--- Start Input for this task ---
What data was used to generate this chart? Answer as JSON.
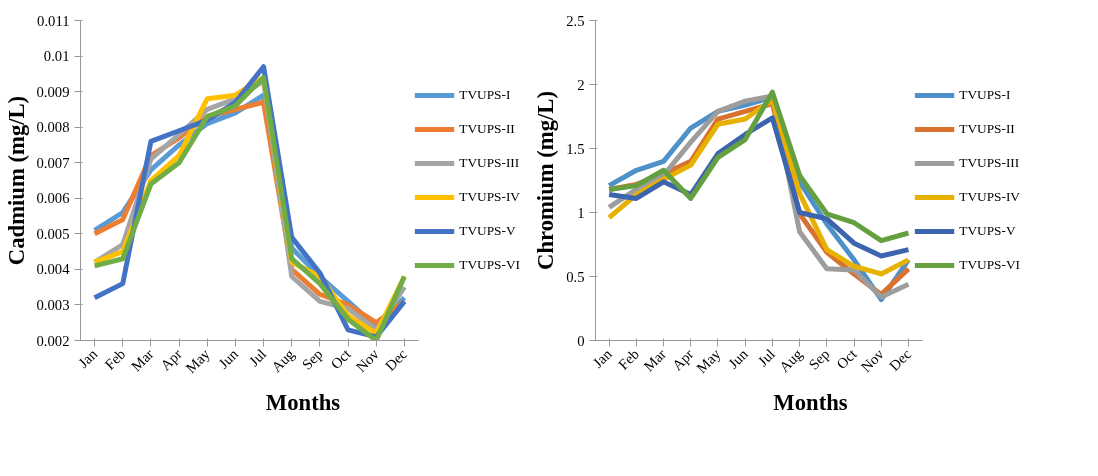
{
  "chart_data": [
    {
      "type": "line",
      "xlabel": "Months",
      "ylabel": "Cadmium (mg/L)",
      "categories": [
        "Jan",
        "Feb",
        "Mar",
        "Apr",
        "May",
        "Jun",
        "Jul",
        "Aug",
        "Sep",
        "Oct",
        "Nov",
        "Dec"
      ],
      "ylim": [
        0.002,
        0.011
      ],
      "yticks": [
        0.002,
        0.003,
        0.004,
        0.005,
        0.006,
        0.007,
        0.008,
        0.009,
        0.01,
        0.011
      ],
      "grid": false,
      "legend": "right",
      "series": [
        {
          "name": "TVUPS-I",
          "color": "#5b9bd5",
          "values": [
            0.0051,
            0.0056,
            0.0068,
            0.0075,
            0.0081,
            0.0084,
            0.0089,
            0.0046,
            0.0038,
            0.0031,
            0.0024,
            0.0032
          ]
        },
        {
          "name": "TVUPS-II",
          "color": "#ed7d31",
          "values": [
            0.005,
            0.0054,
            0.0072,
            0.0077,
            0.0083,
            0.0085,
            0.0087,
            0.004,
            0.0033,
            0.003,
            0.0025,
            0.0031
          ]
        },
        {
          "name": "TVUPS-III",
          "color": "#a5a5a5",
          "values": [
            0.0042,
            0.0047,
            0.0071,
            0.0078,
            0.0085,
            0.0088,
            0.0093,
            0.0038,
            0.0031,
            0.0029,
            0.0023,
            0.0035
          ]
        },
        {
          "name": "TVUPS-IV",
          "color": "#ffc000",
          "values": [
            0.0042,
            0.0045,
            0.0065,
            0.0072,
            0.0088,
            0.0089,
            0.0094,
            0.0042,
            0.0038,
            0.0027,
            0.0022,
            0.0038
          ]
        },
        {
          "name": "TVUPS-V",
          "color": "#4472c4",
          "values": [
            0.0032,
            0.0036,
            0.0076,
            0.0079,
            0.0082,
            0.0087,
            0.0097,
            0.0049,
            0.0039,
            0.0023,
            0.0021,
            0.0031
          ]
        },
        {
          "name": "TVUPS-VI",
          "color": "#70ad47",
          "values": [
            0.0041,
            0.0043,
            0.0064,
            0.007,
            0.0083,
            0.0086,
            0.0094,
            0.0043,
            0.0036,
            0.0026,
            0.002,
            0.0038
          ]
        }
      ]
    },
    {
      "type": "line",
      "xlabel": "Months",
      "ylabel": "Chromium (mg/L)",
      "categories": [
        "Jan",
        "Feb",
        "Mar",
        "Apr",
        "May",
        "Jun",
        "Jul",
        "Aug",
        "Sep",
        "Oct",
        "Nov",
        "Dec"
      ],
      "ylim": [
        0,
        2.5
      ],
      "yticks": [
        0,
        0.5,
        1,
        1.5,
        2,
        2.5
      ],
      "grid": false,
      "legend": "right",
      "series": [
        {
          "name": "TVUPS-I",
          "color": "#4e91c9",
          "values": [
            1.21,
            1.33,
            1.4,
            1.66,
            1.79,
            1.84,
            1.9,
            1.24,
            0.91,
            0.63,
            0.32,
            0.63
          ]
        },
        {
          "name": "TVUPS-II",
          "color": "#d9712f",
          "values": [
            1.18,
            1.22,
            1.3,
            1.4,
            1.73,
            1.79,
            1.85,
            0.99,
            0.69,
            0.52,
            0.36,
            0.56
          ]
        },
        {
          "name": "TVUPS-III",
          "color": "#9d9d9d",
          "values": [
            1.04,
            1.18,
            1.29,
            1.55,
            1.79,
            1.87,
            1.91,
            0.85,
            0.56,
            0.55,
            0.34,
            0.44
          ]
        },
        {
          "name": "TVUPS-IV",
          "color": "#e6b100",
          "values": [
            0.96,
            1.14,
            1.26,
            1.37,
            1.69,
            1.73,
            1.88,
            1.15,
            0.71,
            0.58,
            0.52,
            0.63
          ]
        },
        {
          "name": "TVUPS-V",
          "color": "#3d64ae",
          "values": [
            1.14,
            1.11,
            1.24,
            1.14,
            1.46,
            1.61,
            1.74,
            1.0,
            0.95,
            0.76,
            0.66,
            0.71
          ]
        },
        {
          "name": "TVUPS-VI",
          "color": "#64a03f",
          "values": [
            1.18,
            1.21,
            1.33,
            1.11,
            1.43,
            1.57,
            1.94,
            1.29,
            0.99,
            0.92,
            0.78,
            0.84
          ]
        }
      ]
    }
  ]
}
--- End Input for this task ---
### Directive
Leave images out of the retyped records; keep all else exact.

### Reply
What data was used to generate this chart? Answer as JSON.
{
  "chart_data": [
    {
      "type": "line",
      "xlabel": "Months",
      "ylabel": "Cadmium (mg/L)",
      "categories": [
        "Jan",
        "Feb",
        "Mar",
        "Apr",
        "May",
        "Jun",
        "Jul",
        "Aug",
        "Sep",
        "Oct",
        "Nov",
        "Dec"
      ],
      "ylim": [
        0.002,
        0.011
      ],
      "yticks": [
        0.002,
        0.003,
        0.004,
        0.005,
        0.006,
        0.007,
        0.008,
        0.009,
        0.01,
        0.011
      ],
      "grid": false,
      "legend": "right",
      "series": [
        {
          "name": "TVUPS-I",
          "color": "#5b9bd5",
          "values": [
            0.0051,
            0.0056,
            0.0068,
            0.0075,
            0.0081,
            0.0084,
            0.0089,
            0.0046,
            0.0038,
            0.0031,
            0.0024,
            0.0032
          ]
        },
        {
          "name": "TVUPS-II",
          "color": "#ed7d31",
          "values": [
            0.005,
            0.0054,
            0.0072,
            0.0077,
            0.0083,
            0.0085,
            0.0087,
            0.004,
            0.0033,
            0.003,
            0.0025,
            0.0031
          ]
        },
        {
          "name": "TVUPS-III",
          "color": "#a5a5a5",
          "values": [
            0.0042,
            0.0047,
            0.0071,
            0.0078,
            0.0085,
            0.0088,
            0.0093,
            0.0038,
            0.0031,
            0.0029,
            0.0023,
            0.0035
          ]
        },
        {
          "name": "TVUPS-IV",
          "color": "#ffc000",
          "values": [
            0.0042,
            0.0045,
            0.0065,
            0.0072,
            0.0088,
            0.0089,
            0.0094,
            0.0042,
            0.0038,
            0.0027,
            0.0022,
            0.0038
          ]
        },
        {
          "name": "TVUPS-V",
          "color": "#4472c4",
          "values": [
            0.0032,
            0.0036,
            0.0076,
            0.0079,
            0.0082,
            0.0087,
            0.0097,
            0.0049,
            0.0039,
            0.0023,
            0.0021,
            0.0031
          ]
        },
        {
          "name": "TVUPS-VI",
          "color": "#70ad47",
          "values": [
            0.0041,
            0.0043,
            0.0064,
            0.007,
            0.0083,
            0.0086,
            0.0094,
            0.0043,
            0.0036,
            0.0026,
            0.002,
            0.0038
          ]
        }
      ]
    },
    {
      "type": "line",
      "xlabel": "Months",
      "ylabel": "Chromium (mg/L)",
      "categories": [
        "Jan",
        "Feb",
        "Mar",
        "Apr",
        "May",
        "Jun",
        "Jul",
        "Aug",
        "Sep",
        "Oct",
        "Nov",
        "Dec"
      ],
      "ylim": [
        0,
        2.5
      ],
      "yticks": [
        0,
        0.5,
        1,
        1.5,
        2,
        2.5
      ],
      "grid": false,
      "legend": "right",
      "series": [
        {
          "name": "TVUPS-I",
          "color": "#4e91c9",
          "values": [
            1.21,
            1.33,
            1.4,
            1.66,
            1.79,
            1.84,
            1.9,
            1.24,
            0.91,
            0.63,
            0.32,
            0.63
          ]
        },
        {
          "name": "TVUPS-II",
          "color": "#d9712f",
          "values": [
            1.18,
            1.22,
            1.3,
            1.4,
            1.73,
            1.79,
            1.85,
            0.99,
            0.69,
            0.52,
            0.36,
            0.56
          ]
        },
        {
          "name": "TVUPS-III",
          "color": "#9d9d9d",
          "values": [
            1.04,
            1.18,
            1.29,
            1.55,
            1.79,
            1.87,
            1.91,
            0.85,
            0.56,
            0.55,
            0.34,
            0.44
          ]
        },
        {
          "name": "TVUPS-IV",
          "color": "#e6b100",
          "values": [
            0.96,
            1.14,
            1.26,
            1.37,
            1.69,
            1.73,
            1.88,
            1.15,
            0.71,
            0.58,
            0.52,
            0.63
          ]
        },
        {
          "name": "TVUPS-V",
          "color": "#3d64ae",
          "values": [
            1.14,
            1.11,
            1.24,
            1.14,
            1.46,
            1.61,
            1.74,
            1.0,
            0.95,
            0.76,
            0.66,
            0.71
          ]
        },
        {
          "name": "TVUPS-VI",
          "color": "#64a03f",
          "values": [
            1.18,
            1.21,
            1.33,
            1.11,
            1.43,
            1.57,
            1.94,
            1.29,
            0.99,
            0.92,
            0.78,
            0.84
          ]
        }
      ]
    }
  ]
}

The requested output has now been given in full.